(Items from a figure collection)
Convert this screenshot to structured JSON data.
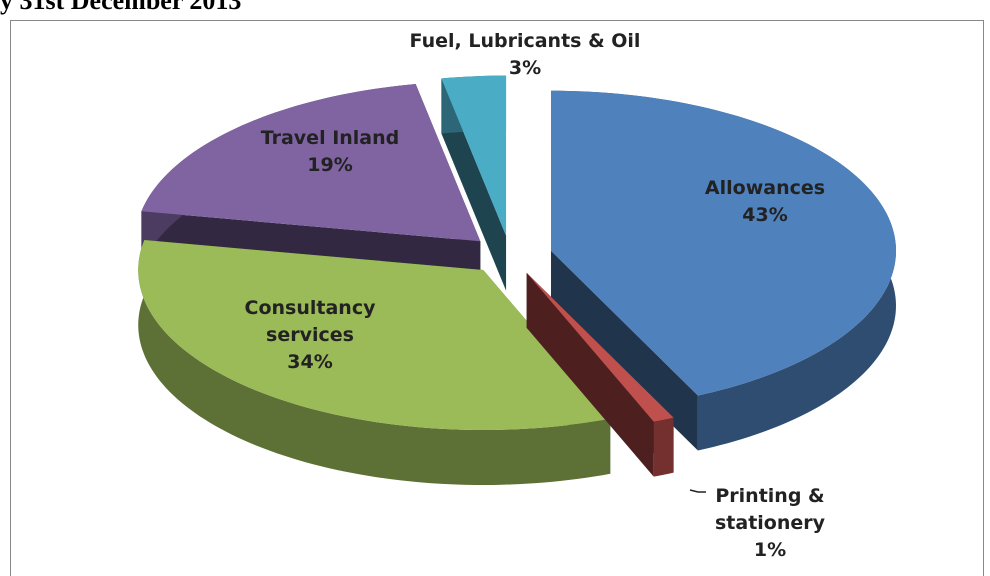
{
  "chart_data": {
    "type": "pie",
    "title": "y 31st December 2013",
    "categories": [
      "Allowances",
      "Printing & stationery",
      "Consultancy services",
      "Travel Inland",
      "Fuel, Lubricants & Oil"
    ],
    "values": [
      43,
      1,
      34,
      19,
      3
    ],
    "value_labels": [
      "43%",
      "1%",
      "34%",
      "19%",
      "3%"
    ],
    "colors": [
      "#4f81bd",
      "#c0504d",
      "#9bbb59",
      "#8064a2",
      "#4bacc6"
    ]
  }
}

*WRITTEN INSTRUCTION*.
Leave out the pictures and print each record exactly as it stands.

*RESULT*.
Convert this screenshot to structured JSON data.
{
  "chart_data": {
    "type": "pie",
    "title": "y 31st December 2013",
    "categories": [
      "Allowances",
      "Printing & stationery",
      "Consultancy services",
      "Travel Inland",
      "Fuel, Lubricants & Oil"
    ],
    "values": [
      43,
      1,
      34,
      19,
      3
    ],
    "value_labels": [
      "43%",
      "1%",
      "34%",
      "19%",
      "3%"
    ],
    "colors": [
      "#4f81bd",
      "#c0504d",
      "#9bbb59",
      "#8064a2",
      "#4bacc6"
    ]
  }
}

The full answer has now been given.